Data lines.

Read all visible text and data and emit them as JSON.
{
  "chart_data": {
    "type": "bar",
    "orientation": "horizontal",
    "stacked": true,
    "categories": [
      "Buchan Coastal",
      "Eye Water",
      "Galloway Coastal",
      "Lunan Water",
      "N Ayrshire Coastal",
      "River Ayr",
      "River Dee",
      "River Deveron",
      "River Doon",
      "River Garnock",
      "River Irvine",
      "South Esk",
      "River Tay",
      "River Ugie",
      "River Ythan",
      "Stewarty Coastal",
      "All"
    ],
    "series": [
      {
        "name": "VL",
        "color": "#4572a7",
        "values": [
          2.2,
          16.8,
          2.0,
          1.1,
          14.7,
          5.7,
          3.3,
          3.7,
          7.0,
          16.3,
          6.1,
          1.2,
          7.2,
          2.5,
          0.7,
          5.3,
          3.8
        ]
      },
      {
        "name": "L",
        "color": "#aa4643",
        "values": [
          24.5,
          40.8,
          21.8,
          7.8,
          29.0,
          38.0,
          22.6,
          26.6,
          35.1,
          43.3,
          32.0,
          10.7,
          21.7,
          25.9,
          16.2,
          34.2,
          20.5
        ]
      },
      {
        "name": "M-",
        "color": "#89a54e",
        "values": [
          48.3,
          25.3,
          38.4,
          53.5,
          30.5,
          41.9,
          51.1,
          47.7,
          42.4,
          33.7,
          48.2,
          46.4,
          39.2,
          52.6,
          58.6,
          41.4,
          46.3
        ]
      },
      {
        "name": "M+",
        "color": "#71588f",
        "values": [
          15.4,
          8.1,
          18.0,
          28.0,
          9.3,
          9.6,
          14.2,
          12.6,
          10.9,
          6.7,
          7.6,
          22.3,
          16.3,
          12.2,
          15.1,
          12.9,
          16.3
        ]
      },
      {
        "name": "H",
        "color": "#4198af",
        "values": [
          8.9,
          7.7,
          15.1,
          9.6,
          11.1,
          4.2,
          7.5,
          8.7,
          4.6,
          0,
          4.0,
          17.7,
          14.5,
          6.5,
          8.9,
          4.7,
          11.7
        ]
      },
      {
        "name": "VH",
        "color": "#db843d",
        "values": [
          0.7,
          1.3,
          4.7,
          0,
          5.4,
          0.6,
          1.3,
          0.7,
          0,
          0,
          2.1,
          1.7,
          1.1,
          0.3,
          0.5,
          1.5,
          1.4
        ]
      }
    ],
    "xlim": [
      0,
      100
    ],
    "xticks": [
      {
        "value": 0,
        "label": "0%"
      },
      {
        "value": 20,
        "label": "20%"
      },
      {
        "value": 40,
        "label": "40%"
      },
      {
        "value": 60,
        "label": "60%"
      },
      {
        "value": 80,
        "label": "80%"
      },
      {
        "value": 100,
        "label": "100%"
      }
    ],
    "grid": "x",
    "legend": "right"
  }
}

Task objective.
Tally the lines in the entries above that hold the word "label". Reply with nothing but that count.

Solution to the exercise.
6